:: Aim of the exercise ::
Reproduce all of the records exactly.

(Data records)
————————
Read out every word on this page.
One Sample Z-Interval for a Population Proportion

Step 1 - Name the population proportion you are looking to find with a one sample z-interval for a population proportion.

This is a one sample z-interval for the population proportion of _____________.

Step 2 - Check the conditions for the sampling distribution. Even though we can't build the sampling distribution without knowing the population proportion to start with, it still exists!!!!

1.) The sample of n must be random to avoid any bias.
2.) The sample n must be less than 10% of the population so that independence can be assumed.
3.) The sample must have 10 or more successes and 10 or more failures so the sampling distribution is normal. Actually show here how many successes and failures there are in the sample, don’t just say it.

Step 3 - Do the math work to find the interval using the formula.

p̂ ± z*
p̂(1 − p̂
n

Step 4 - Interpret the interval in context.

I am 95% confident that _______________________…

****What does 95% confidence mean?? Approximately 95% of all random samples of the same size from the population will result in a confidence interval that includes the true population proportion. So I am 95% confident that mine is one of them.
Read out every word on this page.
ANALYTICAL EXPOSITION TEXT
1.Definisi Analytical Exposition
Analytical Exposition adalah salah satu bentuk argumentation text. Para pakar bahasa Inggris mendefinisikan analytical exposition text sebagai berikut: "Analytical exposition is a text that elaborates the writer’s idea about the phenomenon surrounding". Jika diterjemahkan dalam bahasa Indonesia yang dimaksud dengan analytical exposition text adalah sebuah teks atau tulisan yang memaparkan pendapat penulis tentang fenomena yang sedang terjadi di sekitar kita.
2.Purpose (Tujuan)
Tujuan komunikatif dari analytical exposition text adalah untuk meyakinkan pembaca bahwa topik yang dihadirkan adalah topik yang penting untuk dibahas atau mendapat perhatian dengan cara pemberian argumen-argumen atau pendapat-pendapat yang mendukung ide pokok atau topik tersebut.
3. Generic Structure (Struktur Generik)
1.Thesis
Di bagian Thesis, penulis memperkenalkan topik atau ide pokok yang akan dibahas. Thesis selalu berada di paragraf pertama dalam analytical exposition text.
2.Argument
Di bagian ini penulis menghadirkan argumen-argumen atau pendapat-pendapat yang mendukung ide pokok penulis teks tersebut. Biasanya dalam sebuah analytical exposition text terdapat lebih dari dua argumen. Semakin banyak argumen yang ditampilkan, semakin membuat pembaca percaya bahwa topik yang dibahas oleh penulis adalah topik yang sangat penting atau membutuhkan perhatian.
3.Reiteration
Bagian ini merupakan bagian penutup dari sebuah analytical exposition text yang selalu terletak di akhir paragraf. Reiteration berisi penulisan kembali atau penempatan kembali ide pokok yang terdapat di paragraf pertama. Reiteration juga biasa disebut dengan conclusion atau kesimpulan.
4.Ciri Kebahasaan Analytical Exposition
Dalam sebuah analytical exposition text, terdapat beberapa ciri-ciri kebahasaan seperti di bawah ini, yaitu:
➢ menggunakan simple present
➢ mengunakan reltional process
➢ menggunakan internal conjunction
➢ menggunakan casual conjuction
————————
:: Exercise output ::
Read out every word on this page.
One Sample Z-Interval for a Population Proportion

Step 1 - Name the population proportion you are looking to find with a one sample z-interval for a population proportion.

This is a one sample z-interval for the population proportion of _____________.

Step 2 - Check the conditions for the sampling distribution. Even though we can't build the sampling distribution without knowing the population proportion to start with, it still exists!!!!

1.) The sample of n must be random to avoid any bias.
2.) The sample n must be less than 10% of the population so that independence can be assumed.
3.) The sample must have 10 or more successes and 10 or more failures so the sampling distribution is normal. Actually show here how many successes and failures there are in the sample, don’t just say it.

Step 3 - Do the math work to find the interval using the formula.

p̂ ± z*
p̂(1 − p̂
n

Step 4 - Interpret the interval in context.

I am 95% confident that _______________________…

****What does 95% confidence mean?? Approximately 95% of all random samples of the same size from the population will result in a confidence interval that includes the true population proportion. So I am 95% confident that mine is one of them.
Read out every word on this page.
ANALYTICAL EXPOSITION TEXT
1.Definisi Analytical Exposition
Analytical Exposition adalah salah satu bentuk argumentation text. Para pakar bahasa Inggris mendefinisikan analytical exposition text sebagai berikut: "Analytical exposition is a text that elaborates the writer’s idea about the phenomenon surrounding". Jika diterjemahkan dalam bahasa Indonesia yang dimaksud dengan analytical exposition text adalah sebuah teks atau tulisan yang memaparkan pendapat penulis tentang fenomena yang sedang terjadi di sekitar kita.
2.Purpose (Tujuan)
Tujuan komunikatif dari analytical exposition text adalah untuk meyakinkan pembaca bahwa topik yang dihadirkan adalah topik yang penting untuk dibahas atau mendapat perhatian dengan cara pemberian argumen-argumen atau pendapat-pendapat yang mendukung ide pokok atau topik tersebut.
3. Generic Structure (Struktur Generik)
1.Thesis
Di bagian Thesis, penulis memperkenalkan topik atau ide pokok yang akan dibahas. Thesis selalu berada di paragraf pertama dalam analytical exposition text.
2.Argument
Di bagian ini penulis menghadirkan argumen-argumen atau pendapat-pendapat yang mendukung ide pokok penulis teks tersebut. Biasanya dalam sebuah analytical exposition text terdapat lebih dari dua argumen. Semakin banyak argumen yang ditampilkan, semakin membuat pembaca percaya bahwa topik yang dibahas oleh penulis adalah topik yang sangat penting atau membutuhkan perhatian.
3.Reiteration
Bagian ini merupakan bagian penutup dari sebuah analytical exposition text yang selalu terletak di akhir paragraf. Reiteration berisi penulisan kembali atau penempatan kembali ide pokok yang terdapat di paragraf pertama. Reiteration juga biasa disebut dengan conclusion atau kesimpulan.
4.Ciri Kebahasaan Analytical Exposition
Dalam sebuah analytical exposition text, terdapat beberapa ciri-ciri kebahasaan seperti di bawah ini, yaitu:
➢ menggunakan simple present
➢ mengunakan reltional process
➢ menggunakan internal conjunction
➢ menggunakan casual conjuction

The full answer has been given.